EXTRACT PROVIDED:
----------------------------------------
Cruz also thinks Republicans will hurt themselves with too much legislating during the lame-duck session, when some in the GOP want to collaborate with already-defeated Democrats to pass unpopular policies. One issue, for instance, is a little-noticed policy fight that Cruz believes could hamstring the GOP’s efforts to win over working-class voters: the Internet sales tax.
“That is one of the favorite causes of the corporate lobbyists on K Street, to jack up taxes on millions of mom-and-pop Internet retailers,” Cruz he says. “Now, that helps all the big businesses at the expense of the little guy.”
Cruz’s warnings are part of an effort to rally the conservative grassroots against party leadership, but he also believes that passing conservative legislative priorities will help build a broader political coalition.
Cruz says the alternative to the leadership governing platform isn’t pie-in-the-sky legislating: He just wants Senate Republicans to take up the hundreds of economy-related bills that have already passed the House and died in a Democratic Senate. House speaker John Boehner has made a habit of protesting Reid’s pocket veto of GOP proposals, so it’s possible that the freshman gadfly and Republican leadership could unite behind a number of them.
Some degree of détente could be good for the senator’s presidential prospects. Where Senator Rand Paul started making alliances with the establishment long ago, Cruz embodies the conservative base’s distrust for Republican leadership. Though that sounds like a useful reputation in a Republican primary, you get the sense that Cruz doesn’t quite have the public image he wants.
As he tells it, his fights with leadership have taken place mostly because of his unwillingness to play Washington games.
“What I have tried to do since the day I was elected to the Senate is two things: Do what I said I would do and tell the truth,” he says. “It says something about Washington that those are viewed as such radical courses of action.”
----------------------------------------
DATA:
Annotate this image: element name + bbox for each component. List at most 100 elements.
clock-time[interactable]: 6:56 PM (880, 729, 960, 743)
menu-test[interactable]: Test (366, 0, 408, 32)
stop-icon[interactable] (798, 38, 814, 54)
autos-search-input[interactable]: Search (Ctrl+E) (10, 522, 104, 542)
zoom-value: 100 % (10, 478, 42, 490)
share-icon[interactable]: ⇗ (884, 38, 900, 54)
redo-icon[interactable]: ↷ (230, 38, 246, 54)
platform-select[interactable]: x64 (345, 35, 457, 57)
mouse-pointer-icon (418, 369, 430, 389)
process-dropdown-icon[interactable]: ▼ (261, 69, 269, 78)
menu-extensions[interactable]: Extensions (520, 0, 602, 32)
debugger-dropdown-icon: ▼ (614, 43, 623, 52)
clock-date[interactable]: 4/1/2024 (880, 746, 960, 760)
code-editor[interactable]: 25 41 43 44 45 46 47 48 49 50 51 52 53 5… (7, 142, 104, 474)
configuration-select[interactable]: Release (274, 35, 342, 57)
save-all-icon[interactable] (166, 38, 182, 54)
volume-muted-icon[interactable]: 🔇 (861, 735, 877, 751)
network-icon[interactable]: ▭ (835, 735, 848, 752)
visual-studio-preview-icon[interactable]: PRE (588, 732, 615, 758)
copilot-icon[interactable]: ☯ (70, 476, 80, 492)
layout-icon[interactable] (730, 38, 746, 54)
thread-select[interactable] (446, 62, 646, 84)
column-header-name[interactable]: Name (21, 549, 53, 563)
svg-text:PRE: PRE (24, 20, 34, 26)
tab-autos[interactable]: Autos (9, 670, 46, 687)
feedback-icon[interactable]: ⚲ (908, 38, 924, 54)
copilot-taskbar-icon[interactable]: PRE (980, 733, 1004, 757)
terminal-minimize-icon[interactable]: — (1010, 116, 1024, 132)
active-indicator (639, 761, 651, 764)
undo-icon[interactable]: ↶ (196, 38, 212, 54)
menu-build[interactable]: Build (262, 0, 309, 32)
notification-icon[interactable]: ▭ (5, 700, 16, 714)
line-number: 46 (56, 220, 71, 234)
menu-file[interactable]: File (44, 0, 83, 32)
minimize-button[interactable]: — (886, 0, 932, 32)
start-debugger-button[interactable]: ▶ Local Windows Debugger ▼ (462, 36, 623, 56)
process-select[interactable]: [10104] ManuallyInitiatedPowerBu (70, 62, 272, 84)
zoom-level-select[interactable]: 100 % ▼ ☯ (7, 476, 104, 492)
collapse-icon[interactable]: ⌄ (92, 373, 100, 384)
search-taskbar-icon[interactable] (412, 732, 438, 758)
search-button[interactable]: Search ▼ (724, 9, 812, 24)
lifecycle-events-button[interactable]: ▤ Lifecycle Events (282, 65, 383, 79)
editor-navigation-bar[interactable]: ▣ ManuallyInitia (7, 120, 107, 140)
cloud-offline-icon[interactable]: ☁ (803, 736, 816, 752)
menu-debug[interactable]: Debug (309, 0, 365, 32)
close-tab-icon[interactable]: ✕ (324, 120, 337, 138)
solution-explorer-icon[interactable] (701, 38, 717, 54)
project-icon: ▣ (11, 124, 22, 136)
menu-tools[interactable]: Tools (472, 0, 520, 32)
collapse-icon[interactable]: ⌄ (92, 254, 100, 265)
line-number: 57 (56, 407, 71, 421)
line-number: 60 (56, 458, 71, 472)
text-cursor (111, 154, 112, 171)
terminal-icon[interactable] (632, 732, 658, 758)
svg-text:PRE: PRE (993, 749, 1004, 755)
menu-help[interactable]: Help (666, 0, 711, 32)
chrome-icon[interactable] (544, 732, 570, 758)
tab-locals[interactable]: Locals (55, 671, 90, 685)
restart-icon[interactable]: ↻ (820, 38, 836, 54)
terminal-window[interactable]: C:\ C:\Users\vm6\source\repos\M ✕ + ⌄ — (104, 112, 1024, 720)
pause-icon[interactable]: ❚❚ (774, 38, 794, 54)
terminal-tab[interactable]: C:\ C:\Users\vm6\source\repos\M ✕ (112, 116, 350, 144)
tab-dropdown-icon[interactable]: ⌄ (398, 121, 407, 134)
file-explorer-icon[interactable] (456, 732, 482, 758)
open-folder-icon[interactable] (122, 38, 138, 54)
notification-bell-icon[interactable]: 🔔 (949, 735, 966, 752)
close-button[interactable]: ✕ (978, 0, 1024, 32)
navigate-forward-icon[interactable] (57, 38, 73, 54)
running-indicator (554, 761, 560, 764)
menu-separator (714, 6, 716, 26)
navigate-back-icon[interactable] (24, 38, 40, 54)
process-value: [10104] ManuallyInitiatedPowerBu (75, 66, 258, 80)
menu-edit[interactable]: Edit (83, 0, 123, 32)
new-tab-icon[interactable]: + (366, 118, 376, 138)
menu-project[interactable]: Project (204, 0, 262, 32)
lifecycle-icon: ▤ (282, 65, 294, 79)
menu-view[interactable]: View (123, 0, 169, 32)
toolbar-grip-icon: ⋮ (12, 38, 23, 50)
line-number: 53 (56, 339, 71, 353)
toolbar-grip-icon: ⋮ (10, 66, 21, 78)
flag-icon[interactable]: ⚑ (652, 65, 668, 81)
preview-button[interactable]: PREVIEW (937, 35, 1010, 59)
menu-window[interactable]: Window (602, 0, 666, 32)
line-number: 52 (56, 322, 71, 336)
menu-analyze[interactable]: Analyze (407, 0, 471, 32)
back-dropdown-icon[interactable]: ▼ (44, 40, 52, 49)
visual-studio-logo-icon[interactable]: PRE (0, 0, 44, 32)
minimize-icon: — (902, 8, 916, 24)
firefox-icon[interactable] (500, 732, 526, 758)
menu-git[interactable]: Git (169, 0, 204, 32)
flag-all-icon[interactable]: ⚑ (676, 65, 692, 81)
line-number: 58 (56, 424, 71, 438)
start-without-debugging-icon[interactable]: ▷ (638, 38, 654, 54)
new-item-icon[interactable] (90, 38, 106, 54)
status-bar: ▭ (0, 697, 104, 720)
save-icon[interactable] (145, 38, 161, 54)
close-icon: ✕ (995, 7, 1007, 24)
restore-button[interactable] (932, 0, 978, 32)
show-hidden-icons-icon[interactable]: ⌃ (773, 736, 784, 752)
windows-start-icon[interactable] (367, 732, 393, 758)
----------------------------------------
THINGS TO DO:
A: Name every individual mentioned by name in the passage on Cruz and Republican leadership.
B: Transcribe the portion of the passage on Cruz and Republican leadership that lies between "Cruz says the" and "number of them.", inclusive.
C: Extend the passage on Cruz and Republican leadership, beginning after its final sentence.

ANSWERS BELOW:
A: Cruz, John Boehner, Reid, Rand Paul

B:
Cruz says the alternative to the leadership governing platform isn’t pie-in-the-sky legislating: He just wants Senate Republicans to take up the hundreds of economy-related bills that have already passed the House and died in a Democratic Senate. House speaker John Boehner has made a habit of protesting Reid’s pocket veto of GOP proposals, so it’s possible that the freshman gadfly and Republican leadership could unite behind a number of them.

C:
For instance, he refused to grant unanimous consent to a procedural measure that would have allowed Democrats to raise the debt limit in February without any Republican votes, forcing some Republican leaders to vote for the measure — because Cruz was unwilling to support the increase himself.
Cruz has a well known reputation for hectoring Republican leaders, but he wants a political brand that has more general appeal.
He outlined ten priorities for the Republican Congress in a USA Today op-ed earlier this month, which touted several proposals dear to conservative activists — repeal of Obamacare, securing the border, congressional investigations of President Obama’s administration, and undoing Common Core — but didn’t put them at the top of the list. Rather, Cruz wrote: “First, [Republicans should] embrace a big pro-jobs, growth agenda.”
The legislative plan can even feel like an audition for a campaign in a year’s time. “Those who walk the corridors of power in the Obama administration have gotten fat and happy,” he says, adding that Republicans will reap political rewards for enacting conservative policies.
If Cruz loses the coming intra-party debate, he’ll have even more anti-establishment cred come primary season. If he wins, he’ll have something of a legislative record for the primaries and the general. Either way, Cruz’s plan to spar with Republican leadership in 2015 looks to be precisely calculated for 2016.
— Joel Gehrke is a political reporter for National Review Online.